In the material from its first line up to and including the line with "symbol: Litecoin/Dollar [26,21,202,52]", swap "wave-label" for "wave-marker" and give those lines back with nothing else changed.
#####
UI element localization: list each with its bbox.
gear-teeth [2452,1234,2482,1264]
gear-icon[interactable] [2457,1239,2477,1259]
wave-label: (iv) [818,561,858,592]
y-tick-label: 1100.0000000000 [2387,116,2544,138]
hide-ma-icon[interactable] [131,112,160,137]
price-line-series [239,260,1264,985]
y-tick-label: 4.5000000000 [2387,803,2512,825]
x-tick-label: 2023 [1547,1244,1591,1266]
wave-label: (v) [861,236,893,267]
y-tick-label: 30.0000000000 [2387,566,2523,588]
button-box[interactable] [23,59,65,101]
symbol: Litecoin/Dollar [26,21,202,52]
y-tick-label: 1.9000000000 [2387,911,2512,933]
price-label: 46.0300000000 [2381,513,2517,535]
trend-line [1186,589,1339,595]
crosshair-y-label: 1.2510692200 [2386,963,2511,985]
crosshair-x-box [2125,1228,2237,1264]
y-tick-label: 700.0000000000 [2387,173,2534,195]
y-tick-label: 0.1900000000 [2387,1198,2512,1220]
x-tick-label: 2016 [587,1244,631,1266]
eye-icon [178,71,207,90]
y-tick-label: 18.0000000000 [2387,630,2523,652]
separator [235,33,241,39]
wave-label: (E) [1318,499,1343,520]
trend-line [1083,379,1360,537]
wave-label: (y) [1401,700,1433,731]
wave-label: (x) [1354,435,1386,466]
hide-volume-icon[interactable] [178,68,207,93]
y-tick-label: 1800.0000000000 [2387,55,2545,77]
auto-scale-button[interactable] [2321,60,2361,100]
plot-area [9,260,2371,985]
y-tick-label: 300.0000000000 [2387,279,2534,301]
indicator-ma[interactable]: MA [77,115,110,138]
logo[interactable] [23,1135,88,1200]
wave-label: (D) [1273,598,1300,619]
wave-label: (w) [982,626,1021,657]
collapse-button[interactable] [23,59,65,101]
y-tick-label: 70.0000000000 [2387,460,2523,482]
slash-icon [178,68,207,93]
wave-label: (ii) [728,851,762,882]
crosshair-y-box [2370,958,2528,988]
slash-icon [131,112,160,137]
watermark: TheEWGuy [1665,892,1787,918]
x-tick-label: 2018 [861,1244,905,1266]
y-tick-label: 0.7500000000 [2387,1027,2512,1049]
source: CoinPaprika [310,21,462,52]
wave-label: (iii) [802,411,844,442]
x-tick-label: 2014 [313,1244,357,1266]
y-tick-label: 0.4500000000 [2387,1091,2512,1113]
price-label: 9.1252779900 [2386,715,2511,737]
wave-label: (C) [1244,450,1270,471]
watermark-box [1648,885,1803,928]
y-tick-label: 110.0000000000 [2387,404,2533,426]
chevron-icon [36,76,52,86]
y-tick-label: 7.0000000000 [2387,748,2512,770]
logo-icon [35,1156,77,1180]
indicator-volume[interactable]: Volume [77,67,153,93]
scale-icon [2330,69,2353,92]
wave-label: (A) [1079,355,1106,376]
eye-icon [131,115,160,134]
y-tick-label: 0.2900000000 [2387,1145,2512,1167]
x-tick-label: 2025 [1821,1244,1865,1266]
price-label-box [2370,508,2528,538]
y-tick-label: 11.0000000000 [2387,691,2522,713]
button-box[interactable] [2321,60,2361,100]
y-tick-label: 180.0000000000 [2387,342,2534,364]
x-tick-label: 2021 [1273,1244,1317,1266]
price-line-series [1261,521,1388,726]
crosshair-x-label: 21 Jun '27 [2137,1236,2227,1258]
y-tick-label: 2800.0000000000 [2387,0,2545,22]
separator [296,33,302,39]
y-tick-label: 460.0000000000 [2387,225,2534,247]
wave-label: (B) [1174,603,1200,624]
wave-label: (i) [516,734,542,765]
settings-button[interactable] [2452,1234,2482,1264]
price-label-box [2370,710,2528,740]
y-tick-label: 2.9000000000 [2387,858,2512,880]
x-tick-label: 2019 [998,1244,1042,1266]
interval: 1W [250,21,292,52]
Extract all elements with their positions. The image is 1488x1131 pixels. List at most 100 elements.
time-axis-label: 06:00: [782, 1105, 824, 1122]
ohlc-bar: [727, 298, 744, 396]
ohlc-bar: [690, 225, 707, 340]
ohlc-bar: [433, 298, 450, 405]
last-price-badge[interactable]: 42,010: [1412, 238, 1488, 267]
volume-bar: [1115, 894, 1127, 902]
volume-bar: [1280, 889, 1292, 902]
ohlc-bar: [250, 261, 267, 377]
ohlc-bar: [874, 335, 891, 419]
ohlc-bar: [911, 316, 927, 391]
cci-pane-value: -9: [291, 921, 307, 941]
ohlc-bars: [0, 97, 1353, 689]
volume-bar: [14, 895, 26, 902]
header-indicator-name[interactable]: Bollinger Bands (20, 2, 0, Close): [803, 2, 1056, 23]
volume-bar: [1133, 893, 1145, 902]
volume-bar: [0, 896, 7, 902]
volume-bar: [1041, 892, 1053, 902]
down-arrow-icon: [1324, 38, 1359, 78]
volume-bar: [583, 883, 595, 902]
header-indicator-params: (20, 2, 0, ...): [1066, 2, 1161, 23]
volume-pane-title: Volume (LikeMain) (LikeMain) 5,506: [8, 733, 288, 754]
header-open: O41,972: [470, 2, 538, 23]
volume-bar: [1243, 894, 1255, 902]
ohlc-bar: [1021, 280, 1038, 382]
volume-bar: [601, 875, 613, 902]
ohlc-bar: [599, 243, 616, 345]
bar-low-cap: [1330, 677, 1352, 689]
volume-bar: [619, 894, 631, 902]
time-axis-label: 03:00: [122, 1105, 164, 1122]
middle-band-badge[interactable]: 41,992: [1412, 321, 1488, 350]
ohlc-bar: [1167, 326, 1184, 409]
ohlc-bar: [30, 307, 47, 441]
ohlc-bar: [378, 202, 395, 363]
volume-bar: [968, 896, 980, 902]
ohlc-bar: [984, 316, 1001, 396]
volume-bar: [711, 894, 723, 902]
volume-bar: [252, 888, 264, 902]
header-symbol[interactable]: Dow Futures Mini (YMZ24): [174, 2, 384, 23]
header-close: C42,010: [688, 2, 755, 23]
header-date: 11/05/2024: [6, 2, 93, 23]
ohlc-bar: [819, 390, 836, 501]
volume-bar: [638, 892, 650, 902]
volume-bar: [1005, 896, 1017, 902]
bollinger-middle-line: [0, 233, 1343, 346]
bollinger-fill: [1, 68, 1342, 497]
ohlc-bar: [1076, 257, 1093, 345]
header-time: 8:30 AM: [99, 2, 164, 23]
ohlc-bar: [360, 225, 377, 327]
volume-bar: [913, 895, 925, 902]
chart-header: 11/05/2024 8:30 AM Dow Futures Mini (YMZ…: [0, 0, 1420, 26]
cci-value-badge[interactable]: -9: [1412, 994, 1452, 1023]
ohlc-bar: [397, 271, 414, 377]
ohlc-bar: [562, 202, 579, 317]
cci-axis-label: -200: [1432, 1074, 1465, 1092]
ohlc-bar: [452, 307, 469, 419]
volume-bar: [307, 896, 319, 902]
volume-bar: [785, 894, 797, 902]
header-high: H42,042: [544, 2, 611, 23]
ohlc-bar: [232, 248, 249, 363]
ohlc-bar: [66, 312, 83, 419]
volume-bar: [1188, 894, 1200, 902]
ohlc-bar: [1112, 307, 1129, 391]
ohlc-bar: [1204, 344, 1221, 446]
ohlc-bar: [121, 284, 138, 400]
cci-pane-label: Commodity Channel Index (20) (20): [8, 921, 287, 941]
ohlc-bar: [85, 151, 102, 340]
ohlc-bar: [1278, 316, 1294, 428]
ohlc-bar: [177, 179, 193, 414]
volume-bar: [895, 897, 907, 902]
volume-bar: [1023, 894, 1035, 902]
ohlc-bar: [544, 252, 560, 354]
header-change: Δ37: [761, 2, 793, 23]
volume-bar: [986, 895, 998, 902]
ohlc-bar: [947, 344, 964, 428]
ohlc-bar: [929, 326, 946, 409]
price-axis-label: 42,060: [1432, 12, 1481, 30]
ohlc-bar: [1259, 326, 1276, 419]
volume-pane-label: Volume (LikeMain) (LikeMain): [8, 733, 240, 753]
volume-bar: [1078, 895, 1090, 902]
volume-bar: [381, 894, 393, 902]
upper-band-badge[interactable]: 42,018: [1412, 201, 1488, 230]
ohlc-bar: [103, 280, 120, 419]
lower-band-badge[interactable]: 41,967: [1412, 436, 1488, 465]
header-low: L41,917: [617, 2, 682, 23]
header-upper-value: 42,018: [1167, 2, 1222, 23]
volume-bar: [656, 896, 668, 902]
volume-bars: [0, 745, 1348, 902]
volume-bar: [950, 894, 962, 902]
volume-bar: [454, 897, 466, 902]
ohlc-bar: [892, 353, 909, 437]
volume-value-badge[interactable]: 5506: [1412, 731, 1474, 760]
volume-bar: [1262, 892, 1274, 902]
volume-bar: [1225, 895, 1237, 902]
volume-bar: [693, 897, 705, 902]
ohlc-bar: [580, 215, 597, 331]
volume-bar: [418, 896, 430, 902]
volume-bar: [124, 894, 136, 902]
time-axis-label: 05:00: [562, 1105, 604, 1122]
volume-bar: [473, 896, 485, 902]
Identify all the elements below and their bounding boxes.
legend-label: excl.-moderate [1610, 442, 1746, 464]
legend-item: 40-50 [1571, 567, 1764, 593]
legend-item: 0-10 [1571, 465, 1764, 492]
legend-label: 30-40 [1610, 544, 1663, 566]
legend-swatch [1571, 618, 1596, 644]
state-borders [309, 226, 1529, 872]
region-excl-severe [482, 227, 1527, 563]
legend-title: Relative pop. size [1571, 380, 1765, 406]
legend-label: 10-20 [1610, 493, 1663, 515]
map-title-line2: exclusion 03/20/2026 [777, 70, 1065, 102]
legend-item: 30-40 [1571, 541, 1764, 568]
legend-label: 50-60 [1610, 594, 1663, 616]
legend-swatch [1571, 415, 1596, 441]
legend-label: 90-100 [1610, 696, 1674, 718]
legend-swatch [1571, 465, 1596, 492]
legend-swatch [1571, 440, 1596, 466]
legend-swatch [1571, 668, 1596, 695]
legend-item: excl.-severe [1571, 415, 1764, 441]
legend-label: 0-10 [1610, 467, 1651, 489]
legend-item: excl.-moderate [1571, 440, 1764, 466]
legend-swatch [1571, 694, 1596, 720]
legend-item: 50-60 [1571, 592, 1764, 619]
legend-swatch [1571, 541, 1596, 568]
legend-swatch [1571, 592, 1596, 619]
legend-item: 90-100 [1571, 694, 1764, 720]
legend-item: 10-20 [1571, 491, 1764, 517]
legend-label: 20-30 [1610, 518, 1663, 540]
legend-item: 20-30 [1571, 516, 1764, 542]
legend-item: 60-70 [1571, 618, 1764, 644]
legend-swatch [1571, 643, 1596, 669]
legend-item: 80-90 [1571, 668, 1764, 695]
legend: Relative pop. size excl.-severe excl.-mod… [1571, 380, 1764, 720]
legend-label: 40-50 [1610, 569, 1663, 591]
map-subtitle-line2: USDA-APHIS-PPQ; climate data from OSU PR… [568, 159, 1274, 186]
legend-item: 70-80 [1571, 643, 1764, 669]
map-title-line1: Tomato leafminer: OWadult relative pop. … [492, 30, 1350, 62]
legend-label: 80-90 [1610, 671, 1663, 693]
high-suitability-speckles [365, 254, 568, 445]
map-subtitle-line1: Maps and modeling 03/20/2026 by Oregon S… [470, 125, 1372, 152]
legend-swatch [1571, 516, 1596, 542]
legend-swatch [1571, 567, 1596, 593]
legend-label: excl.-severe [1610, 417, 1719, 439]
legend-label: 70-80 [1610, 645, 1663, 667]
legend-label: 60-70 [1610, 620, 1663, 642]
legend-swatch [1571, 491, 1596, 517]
#####
▸ Answer below:
UI element localization: list each with its bbox.
gear-teeth [2452,1234,2482,1264]
gear-icon[interactable] [2457,1239,2477,1259]
wave-marker: (iv) [818,561,858,592]
y-tick-label: 1100.0000000000 [2387,116,2544,138]
hide-ma-icon[interactable] [131,112,160,137]
price-line-series [239,260,1264,985]
y-tick-label: 4.5000000000 [2387,803,2512,825]
x-tick-label: 2023 [1547,1244,1591,1266]
wave-marker: (v) [861,236,893,267]
y-tick-label: 30.0000000000 [2387,566,2523,588]
button-box[interactable] [23,59,65,101]
symbol: Litecoin/Dollar [26,21,202,52]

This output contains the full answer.